- Task statement
The records that follow should be retyped word for word.

- Records provided
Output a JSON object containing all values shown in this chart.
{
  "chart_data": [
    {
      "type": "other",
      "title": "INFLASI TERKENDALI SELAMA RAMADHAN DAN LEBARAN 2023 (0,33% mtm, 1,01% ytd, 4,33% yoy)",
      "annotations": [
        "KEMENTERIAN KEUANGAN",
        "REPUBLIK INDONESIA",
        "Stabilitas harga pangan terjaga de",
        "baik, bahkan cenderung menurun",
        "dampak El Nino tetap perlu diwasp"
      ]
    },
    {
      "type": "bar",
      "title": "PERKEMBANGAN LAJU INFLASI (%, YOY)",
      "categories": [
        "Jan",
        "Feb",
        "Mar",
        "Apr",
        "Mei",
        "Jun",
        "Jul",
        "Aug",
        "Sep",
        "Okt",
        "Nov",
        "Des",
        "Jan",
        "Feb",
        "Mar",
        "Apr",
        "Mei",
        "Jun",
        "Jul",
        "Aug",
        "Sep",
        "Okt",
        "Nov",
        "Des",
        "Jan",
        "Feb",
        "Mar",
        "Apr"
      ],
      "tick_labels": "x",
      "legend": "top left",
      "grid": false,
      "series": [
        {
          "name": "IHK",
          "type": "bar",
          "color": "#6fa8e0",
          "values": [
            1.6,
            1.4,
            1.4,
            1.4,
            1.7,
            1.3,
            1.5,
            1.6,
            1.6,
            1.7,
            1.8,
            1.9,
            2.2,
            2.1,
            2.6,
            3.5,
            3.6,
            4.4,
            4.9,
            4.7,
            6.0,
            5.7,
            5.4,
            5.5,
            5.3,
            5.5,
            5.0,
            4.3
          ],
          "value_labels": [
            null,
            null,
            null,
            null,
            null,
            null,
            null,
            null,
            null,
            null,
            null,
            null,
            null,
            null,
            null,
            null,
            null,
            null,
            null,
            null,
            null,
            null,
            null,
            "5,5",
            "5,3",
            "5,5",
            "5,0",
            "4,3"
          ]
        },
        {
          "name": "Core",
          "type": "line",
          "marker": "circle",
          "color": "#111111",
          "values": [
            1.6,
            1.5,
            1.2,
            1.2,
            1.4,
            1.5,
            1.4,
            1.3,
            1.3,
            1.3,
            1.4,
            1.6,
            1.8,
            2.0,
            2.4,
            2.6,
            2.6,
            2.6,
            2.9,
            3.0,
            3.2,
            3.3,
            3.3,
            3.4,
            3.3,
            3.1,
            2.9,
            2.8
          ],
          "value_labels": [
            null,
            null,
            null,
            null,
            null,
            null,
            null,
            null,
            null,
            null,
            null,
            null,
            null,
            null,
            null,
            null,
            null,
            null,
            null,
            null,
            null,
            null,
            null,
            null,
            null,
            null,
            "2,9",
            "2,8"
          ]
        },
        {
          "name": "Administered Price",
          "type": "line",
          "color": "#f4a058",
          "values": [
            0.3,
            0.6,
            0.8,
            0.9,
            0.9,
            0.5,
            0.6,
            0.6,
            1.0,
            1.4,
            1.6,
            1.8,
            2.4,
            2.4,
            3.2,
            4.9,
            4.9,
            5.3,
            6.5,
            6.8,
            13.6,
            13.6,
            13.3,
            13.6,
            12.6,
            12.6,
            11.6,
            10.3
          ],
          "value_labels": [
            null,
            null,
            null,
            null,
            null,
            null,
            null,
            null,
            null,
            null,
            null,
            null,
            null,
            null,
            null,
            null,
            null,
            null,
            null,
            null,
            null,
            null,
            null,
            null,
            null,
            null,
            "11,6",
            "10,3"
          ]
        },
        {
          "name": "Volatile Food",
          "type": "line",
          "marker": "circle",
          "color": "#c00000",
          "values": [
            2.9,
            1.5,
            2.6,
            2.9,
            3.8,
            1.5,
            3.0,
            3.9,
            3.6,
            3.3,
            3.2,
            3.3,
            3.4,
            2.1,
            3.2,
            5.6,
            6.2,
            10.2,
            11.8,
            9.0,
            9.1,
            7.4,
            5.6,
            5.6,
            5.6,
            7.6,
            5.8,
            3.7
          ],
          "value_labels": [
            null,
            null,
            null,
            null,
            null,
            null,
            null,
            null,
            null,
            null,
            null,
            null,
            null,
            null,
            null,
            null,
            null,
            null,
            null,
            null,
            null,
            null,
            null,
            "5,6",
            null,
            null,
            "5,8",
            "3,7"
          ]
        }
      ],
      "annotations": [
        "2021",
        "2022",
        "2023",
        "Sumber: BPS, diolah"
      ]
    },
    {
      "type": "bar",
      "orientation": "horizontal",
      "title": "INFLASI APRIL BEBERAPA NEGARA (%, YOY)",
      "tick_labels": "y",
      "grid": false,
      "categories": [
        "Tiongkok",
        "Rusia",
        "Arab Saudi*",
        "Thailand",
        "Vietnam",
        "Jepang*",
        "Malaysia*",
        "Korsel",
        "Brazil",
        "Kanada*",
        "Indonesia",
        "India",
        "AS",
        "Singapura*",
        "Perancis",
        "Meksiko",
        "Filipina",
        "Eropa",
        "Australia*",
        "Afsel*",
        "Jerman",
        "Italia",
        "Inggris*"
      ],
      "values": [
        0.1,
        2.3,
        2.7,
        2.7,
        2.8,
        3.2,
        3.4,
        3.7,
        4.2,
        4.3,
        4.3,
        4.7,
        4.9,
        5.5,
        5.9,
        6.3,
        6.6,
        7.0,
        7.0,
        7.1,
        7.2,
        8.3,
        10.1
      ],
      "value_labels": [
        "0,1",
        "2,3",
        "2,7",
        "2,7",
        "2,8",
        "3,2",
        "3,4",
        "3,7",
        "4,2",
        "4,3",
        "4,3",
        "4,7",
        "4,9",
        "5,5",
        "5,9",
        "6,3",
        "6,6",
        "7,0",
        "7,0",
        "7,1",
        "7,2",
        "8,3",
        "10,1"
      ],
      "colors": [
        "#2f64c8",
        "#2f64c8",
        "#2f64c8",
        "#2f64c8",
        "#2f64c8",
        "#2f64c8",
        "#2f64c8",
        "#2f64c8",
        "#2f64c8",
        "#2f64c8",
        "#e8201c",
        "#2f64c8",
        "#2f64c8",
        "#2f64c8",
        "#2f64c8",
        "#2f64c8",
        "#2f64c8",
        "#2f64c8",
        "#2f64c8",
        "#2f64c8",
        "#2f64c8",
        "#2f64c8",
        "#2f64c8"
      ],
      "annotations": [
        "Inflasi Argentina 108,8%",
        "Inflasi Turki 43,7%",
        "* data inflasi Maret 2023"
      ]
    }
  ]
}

- Solution for this problem
Output a JSON object containing all values shown in this chart.
{
  "chart_data": [
    {
      "type": "other",
      "title": "INFLASI TERKENDALI SELAMA RAMADHAN DAN LEBARAN 2023 (0,33% mtm, 1,01% ytd, 4,33% yoy)",
      "annotations": [
        "KEMENTERIAN KEUANGAN",
        "REPUBLIK INDONESIA",
        "Stabilitas harga pangan terjaga de",
        "baik, bahkan cenderung menurun",
        "dampak El Nino tetap perlu diwasp"
      ]
    },
    {
      "type": "bar",
      "title": "PERKEMBANGAN LAJU INFLASI (%, YOY)",
      "categories": [
        "Jan",
        "Feb",
        "Mar",
        "Apr",
        "Mei",
        "Jun",
        "Jul",
        "Aug",
        "Sep",
        "Okt",
        "Nov",
        "Des",
        "Jan",
        "Feb",
        "Mar",
        "Apr",
        "Mei",
        "Jun",
        "Jul",
        "Aug",
        "Sep",
        "Okt",
        "Nov",
        "Des",
        "Jan",
        "Feb",
        "Mar",
        "Apr"
      ],
      "tick_labels": "x",
      "legend": "top left",
      "grid": false,
      "series": [
        {
          "name": "IHK",
          "type": "bar",
          "color": "#6fa8e0",
          "values": [
            1.6,
            1.4,
            1.4,
            1.4,
            1.7,
            1.3,
            1.5,
            1.6,
            1.6,
            1.7,
            1.8,
            1.9,
            2.2,
            2.1,
            2.6,
            3.5,
            3.6,
            4.4,
            4.9,
            4.7,
            6.0,
            5.7,
            5.4,
            5.5,
            5.3,
            5.5,
            5.0,
            4.3
          ],
          "value_labels": [
            null,
            null,
            null,
            null,
            null,
            null,
            null,
            null,
            null,
            null,
            null,
            null,
            null,
            null,
            null,
            null,
            null,
            null,
            null,
            null,
            null,
            null,
            null,
            "5,5",
            "5,3",
            "5,5",
            "5,0",
            "4,3"
          ]
        },
        {
          "name": "Core",
          "type": "line",
          "marker": "circle",
          "color": "#111111",
          "values": [
            1.6,
            1.5,
            1.2,
            1.2,
            1.4,
            1.5,
            1.4,
            1.3,
            1.3,
            1.3,
            1.4,
            1.6,
            1.8,
            2.0,
            2.4,
            2.6,
            2.6,
            2.6,
            2.9,
            3.0,
            3.2,
            3.3,
            3.3,
            3.4,
            3.3,
            3.1,
            2.9,
            2.8
          ],
          "value_labels": [
            null,
            null,
            null,
            null,
            null,
            null,
            null,
            null,
            null,
            null,
            null,
            null,
            null,
            null,
            null,
            null,
            null,
            null,
            null,
            null,
            null,
            null,
            null,
            null,
            null,
            null,
            "2,9",
            "2,8"
          ]
        },
        {
          "name": "Administered Price",
          "type": "line",
          "color": "#f4a058",
          "values": [
            0.3,
            0.6,
            0.8,
            0.9,
            0.9,
            0.5,
            0.6,
            0.6,
            1.0,
            1.4,
            1.6,
            1.8,
            2.4,
            2.4,
            3.2,
            4.9,
            4.9,
            5.3,
            6.5,
            6.8,
            13.6,
            13.6,
            13.3,
            13.6,
            12.6,
            12.6,
            11.6,
            10.3
          ],
          "value_labels": [
            null,
            null,
            null,
            null,
            null,
            null,
            null,
            null,
            null,
            null,
            null,
            null,
            null,
            null,
            null,
            null,
            null,
            null,
            null,
            null,
            null,
            null,
            null,
            null,
            null,
            null,
            "11,6",
            "10,3"
          ]
        },
        {
          "name": "Volatile Food",
          "type": "line",
          "marker": "circle",
          "color": "#c00000",
          "values": [
            2.9,
            1.5,
            2.6,
            2.9,
            3.8,
            1.5,
            3.0,
            3.9,
            3.6,
            3.3,
            3.2,
            3.3,
            3.4,
            2.1,
            3.2,
            5.6,
            6.2,
            10.2,
            11.8,
            9.0,
            9.1,
            7.4,
            5.6,
            5.6,
            5.6,
            7.6,
            5.8,
            3.7
          ],
          "value_labels": [
            null,
            null,
            null,
            null,
            null,
            null,
            null,
            null,
            null,
            null,
            null,
            null,
            null,
            null,
            null,
            null,
            null,
            null,
            null,
            null,
            null,
            null,
            null,
            "5,6",
            null,
            null,
            "5,8",
            "3,7"
          ]
        }
      ],
      "annotations": [
        "2021",
        "2022",
        "2023",
        "Sumber: BPS, diolah"
      ]
    },
    {
      "type": "bar",
      "orientation": "horizontal",
      "title": "INFLASI APRIL BEBERAPA NEGARA (%, YOY)",
      "tick_labels": "y",
      "grid": false,
      "categories": [
        "Tiongkok",
        "Rusia",
        "Arab Saudi*",
        "Thailand",
        "Vietnam",
        "Jepang*",
        "Malaysia*",
        "Korsel",
        "Brazil",
        "Kanada*",
        "Indonesia",
        "India",
        "AS",
        "Singapura*",
        "Perancis",
        "Meksiko",
        "Filipina",
        "Eropa",
        "Australia*",
        "Afsel*",
        "Jerman",
        "Italia",
        "Inggris*"
      ],
      "values": [
        0.1,
        2.3,
        2.7,
        2.7,
        2.8,
        3.2,
        3.4,
        3.7,
        4.2,
        4.3,
        4.3,
        4.7,
        4.9,
        5.5,
        5.9,
        6.3,
        6.6,
        7.0,
        7.0,
        7.1,
        7.2,
        8.3,
        10.1
      ],
      "value_labels": [
        "0,1",
        "2,3",
        "2,7",
        "2,7",
        "2,8",
        "3,2",
        "3,4",
        "3,7",
        "4,2",
        "4,3",
        "4,3",
        "4,7",
        "4,9",
        "5,5",
        "5,9",
        "6,3",
        "6,6",
        "7,0",
        "7,0",
        "7,1",
        "7,2",
        "8,3",
        "10,1"
      ],
      "colors": [
        "#2f64c8",
        "#2f64c8",
        "#2f64c8",
        "#2f64c8",
        "#2f64c8",
        "#2f64c8",
        "#2f64c8",
        "#2f64c8",
        "#2f64c8",
        "#2f64c8",
        "#e8201c",
        "#2f64c8",
        "#2f64c8",
        "#2f64c8",
        "#2f64c8",
        "#2f64c8",
        "#2f64c8",
        "#2f64c8",
        "#2f64c8",
        "#2f64c8",
        "#2f64c8",
        "#2f64c8",
        "#2f64c8"
      ],
      "annotations": [
        "Inflasi Argentina 108,8%",
        "Inflasi Turki 43,7%",
        "* data inflasi Maret 2023"
      ]
    }
  ]
}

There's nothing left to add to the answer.